[START OF GIVEN RECORDS]

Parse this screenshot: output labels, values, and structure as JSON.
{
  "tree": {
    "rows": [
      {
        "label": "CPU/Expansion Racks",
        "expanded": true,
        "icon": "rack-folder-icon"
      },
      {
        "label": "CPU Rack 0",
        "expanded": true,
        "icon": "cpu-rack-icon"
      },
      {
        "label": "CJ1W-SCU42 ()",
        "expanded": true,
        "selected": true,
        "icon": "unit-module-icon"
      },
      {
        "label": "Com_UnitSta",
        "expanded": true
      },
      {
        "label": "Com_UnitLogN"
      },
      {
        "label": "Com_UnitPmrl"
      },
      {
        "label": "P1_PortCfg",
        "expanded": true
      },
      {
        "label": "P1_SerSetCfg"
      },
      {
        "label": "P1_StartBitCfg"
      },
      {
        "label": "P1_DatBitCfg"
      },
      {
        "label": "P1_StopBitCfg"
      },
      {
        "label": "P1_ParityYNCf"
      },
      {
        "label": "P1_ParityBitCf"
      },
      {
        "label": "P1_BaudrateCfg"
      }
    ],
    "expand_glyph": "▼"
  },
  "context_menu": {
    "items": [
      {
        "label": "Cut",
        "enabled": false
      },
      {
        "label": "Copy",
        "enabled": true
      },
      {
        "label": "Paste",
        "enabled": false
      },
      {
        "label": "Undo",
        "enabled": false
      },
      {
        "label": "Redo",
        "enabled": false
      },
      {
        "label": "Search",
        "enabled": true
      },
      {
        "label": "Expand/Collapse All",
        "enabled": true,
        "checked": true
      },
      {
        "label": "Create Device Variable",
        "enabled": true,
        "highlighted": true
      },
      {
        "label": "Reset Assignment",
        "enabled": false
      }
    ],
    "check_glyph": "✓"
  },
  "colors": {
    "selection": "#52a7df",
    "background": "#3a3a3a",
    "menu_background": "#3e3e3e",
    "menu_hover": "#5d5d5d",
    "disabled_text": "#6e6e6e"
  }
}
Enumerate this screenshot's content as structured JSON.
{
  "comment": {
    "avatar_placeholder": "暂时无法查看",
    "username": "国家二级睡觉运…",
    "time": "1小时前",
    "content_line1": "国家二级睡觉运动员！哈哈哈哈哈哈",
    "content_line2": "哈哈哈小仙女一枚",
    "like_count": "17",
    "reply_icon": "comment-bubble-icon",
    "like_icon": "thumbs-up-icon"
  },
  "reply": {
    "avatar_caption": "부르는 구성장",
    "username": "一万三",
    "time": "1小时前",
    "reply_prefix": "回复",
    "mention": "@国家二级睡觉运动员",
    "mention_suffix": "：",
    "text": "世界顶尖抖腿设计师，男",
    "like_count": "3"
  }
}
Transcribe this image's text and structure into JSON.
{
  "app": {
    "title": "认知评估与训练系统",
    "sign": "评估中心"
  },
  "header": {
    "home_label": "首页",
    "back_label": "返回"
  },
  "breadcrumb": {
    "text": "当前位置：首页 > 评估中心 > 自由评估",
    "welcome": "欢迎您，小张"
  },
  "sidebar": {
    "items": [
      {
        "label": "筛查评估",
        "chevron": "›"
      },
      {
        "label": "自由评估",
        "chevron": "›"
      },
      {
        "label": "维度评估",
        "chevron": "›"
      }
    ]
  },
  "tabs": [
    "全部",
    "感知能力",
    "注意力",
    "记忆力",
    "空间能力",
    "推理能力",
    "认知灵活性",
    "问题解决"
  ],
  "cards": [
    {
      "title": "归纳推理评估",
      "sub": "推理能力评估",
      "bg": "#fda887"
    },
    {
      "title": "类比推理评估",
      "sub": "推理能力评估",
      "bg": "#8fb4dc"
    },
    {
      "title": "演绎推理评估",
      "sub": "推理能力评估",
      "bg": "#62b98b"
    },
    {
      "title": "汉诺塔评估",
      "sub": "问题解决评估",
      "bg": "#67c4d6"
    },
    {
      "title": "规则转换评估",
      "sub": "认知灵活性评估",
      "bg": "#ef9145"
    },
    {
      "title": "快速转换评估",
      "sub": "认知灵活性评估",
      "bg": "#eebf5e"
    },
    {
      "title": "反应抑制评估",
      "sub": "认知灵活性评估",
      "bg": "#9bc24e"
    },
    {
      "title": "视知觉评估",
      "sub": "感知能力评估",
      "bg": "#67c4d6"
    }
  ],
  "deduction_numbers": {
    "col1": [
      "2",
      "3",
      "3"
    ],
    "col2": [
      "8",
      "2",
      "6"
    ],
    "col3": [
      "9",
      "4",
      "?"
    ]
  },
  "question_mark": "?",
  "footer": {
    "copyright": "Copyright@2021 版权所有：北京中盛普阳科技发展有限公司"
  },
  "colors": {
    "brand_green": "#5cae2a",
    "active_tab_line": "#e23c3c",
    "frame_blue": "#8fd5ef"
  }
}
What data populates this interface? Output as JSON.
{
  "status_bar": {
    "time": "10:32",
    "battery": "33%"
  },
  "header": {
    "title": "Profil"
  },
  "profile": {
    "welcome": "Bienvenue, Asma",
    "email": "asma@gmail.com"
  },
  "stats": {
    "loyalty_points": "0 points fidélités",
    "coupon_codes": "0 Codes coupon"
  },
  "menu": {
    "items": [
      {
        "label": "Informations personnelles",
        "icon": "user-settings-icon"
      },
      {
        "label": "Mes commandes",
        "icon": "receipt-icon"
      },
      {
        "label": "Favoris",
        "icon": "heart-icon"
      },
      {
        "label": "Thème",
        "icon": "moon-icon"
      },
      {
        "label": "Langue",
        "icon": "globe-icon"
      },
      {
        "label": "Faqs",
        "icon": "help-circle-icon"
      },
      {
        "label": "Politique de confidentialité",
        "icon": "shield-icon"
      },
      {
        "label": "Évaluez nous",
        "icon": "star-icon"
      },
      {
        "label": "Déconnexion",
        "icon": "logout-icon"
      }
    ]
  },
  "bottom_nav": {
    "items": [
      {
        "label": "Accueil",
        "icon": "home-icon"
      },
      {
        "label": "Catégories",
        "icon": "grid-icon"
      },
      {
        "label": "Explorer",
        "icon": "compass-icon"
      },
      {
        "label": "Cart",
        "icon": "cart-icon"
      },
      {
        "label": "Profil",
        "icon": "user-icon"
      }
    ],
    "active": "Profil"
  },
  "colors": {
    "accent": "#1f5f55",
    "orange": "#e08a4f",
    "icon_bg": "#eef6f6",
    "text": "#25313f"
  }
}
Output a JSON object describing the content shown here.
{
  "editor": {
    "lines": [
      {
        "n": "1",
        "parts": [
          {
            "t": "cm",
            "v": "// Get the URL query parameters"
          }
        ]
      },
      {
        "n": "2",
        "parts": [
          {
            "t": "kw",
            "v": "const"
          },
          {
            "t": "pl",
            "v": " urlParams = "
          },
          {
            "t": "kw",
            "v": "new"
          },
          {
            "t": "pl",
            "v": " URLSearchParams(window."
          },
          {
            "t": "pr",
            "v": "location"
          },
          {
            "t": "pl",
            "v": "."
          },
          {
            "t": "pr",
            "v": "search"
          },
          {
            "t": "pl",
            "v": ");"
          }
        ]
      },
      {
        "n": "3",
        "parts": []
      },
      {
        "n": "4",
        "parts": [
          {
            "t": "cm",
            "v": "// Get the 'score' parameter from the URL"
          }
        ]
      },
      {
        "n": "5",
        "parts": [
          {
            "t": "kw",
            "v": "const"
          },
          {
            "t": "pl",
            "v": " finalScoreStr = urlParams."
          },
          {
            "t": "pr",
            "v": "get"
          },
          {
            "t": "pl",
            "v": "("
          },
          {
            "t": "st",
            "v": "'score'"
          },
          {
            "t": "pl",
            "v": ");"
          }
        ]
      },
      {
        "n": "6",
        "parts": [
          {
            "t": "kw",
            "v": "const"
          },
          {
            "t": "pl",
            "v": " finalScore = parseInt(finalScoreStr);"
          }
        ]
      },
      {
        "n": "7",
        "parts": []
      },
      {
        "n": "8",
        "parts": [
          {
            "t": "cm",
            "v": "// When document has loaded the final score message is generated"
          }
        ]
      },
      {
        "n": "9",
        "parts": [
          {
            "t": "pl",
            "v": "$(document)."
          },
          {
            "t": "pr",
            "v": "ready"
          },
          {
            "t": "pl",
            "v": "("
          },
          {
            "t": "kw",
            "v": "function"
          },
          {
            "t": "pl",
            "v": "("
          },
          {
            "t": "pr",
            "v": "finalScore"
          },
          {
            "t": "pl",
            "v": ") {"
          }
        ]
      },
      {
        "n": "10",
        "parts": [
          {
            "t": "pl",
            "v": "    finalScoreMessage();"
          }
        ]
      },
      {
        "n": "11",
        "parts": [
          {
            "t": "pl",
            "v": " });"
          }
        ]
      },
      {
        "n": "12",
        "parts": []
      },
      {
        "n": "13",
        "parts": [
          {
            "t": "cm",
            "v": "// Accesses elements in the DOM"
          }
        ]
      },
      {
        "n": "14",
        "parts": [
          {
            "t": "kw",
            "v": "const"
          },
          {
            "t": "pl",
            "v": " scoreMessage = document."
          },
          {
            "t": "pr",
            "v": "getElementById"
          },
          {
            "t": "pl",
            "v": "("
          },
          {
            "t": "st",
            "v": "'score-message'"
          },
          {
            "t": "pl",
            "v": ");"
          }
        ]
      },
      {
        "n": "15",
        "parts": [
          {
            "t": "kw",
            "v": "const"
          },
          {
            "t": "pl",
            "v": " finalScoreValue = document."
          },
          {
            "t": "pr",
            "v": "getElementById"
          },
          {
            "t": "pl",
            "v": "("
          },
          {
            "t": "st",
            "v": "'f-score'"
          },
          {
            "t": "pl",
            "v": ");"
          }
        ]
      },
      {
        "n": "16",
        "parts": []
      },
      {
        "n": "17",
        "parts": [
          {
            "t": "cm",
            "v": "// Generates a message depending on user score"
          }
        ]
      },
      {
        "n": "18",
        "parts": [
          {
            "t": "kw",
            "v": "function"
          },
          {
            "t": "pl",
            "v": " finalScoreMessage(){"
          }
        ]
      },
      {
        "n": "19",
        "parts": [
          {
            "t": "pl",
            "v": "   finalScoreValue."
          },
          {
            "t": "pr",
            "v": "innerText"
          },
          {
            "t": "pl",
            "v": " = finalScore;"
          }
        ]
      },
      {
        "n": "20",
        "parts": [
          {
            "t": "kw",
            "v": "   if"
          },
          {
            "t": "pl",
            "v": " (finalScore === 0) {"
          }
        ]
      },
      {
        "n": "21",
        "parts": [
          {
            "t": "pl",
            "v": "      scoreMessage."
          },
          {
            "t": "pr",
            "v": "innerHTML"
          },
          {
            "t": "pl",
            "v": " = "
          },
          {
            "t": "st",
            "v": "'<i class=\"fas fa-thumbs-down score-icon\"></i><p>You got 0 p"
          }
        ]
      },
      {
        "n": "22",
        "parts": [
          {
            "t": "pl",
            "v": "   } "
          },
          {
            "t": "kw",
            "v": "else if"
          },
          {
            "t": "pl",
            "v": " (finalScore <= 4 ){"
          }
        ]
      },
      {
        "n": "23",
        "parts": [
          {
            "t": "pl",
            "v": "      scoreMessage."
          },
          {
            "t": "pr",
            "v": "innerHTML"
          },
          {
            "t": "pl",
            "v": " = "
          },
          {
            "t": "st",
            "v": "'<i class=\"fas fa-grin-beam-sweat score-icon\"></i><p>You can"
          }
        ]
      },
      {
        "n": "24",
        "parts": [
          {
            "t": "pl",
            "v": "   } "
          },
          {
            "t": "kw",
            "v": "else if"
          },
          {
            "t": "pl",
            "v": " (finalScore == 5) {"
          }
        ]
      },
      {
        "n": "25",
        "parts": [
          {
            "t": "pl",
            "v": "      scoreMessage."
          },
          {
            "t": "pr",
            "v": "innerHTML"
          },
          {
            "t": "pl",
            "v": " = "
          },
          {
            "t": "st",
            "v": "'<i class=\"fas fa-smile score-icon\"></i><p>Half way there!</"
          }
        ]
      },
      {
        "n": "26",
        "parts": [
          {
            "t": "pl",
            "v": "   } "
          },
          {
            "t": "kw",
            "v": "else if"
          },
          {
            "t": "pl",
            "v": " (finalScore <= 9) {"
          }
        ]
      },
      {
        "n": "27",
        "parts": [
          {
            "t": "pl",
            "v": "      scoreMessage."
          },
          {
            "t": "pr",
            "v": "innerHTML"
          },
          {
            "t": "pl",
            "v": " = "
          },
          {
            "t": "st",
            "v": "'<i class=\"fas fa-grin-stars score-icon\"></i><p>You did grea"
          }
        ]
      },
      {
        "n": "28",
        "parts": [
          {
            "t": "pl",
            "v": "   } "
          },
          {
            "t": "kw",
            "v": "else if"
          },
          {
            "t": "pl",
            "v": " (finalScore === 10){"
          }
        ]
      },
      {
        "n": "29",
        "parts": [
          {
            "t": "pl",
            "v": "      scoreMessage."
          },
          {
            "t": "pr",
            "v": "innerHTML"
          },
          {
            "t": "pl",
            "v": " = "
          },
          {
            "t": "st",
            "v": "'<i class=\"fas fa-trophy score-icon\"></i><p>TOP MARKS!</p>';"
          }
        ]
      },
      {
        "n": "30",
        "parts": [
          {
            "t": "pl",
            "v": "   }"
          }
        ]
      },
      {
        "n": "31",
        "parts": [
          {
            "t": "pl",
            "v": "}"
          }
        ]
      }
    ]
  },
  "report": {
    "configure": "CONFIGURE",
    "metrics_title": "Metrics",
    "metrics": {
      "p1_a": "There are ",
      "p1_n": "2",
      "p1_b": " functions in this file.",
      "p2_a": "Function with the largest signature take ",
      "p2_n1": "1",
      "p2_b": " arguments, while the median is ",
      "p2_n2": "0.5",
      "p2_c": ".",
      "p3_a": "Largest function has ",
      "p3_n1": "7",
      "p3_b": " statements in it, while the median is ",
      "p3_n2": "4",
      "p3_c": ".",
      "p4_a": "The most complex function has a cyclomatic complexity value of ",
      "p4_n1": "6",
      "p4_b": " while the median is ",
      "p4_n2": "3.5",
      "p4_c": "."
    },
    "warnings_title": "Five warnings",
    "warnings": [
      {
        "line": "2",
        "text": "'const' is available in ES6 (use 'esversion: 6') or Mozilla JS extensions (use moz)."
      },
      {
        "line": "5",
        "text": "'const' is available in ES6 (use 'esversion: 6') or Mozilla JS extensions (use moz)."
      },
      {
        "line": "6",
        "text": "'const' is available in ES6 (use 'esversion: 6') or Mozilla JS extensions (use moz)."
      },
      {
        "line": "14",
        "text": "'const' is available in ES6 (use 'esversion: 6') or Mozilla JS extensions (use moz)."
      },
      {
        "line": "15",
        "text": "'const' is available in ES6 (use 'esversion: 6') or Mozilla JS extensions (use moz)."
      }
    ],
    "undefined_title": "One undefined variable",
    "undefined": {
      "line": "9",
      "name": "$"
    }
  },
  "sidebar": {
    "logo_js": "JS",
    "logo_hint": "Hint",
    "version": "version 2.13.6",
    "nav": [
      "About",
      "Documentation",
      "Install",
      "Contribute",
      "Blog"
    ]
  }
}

[END OF GIVEN RECORDS]

● DESCRIPTION OF THE TASK: In the records shown above, how many lines include the word "JSON"? Answer with the number only.

● RESULT FOR THIS TASK: 5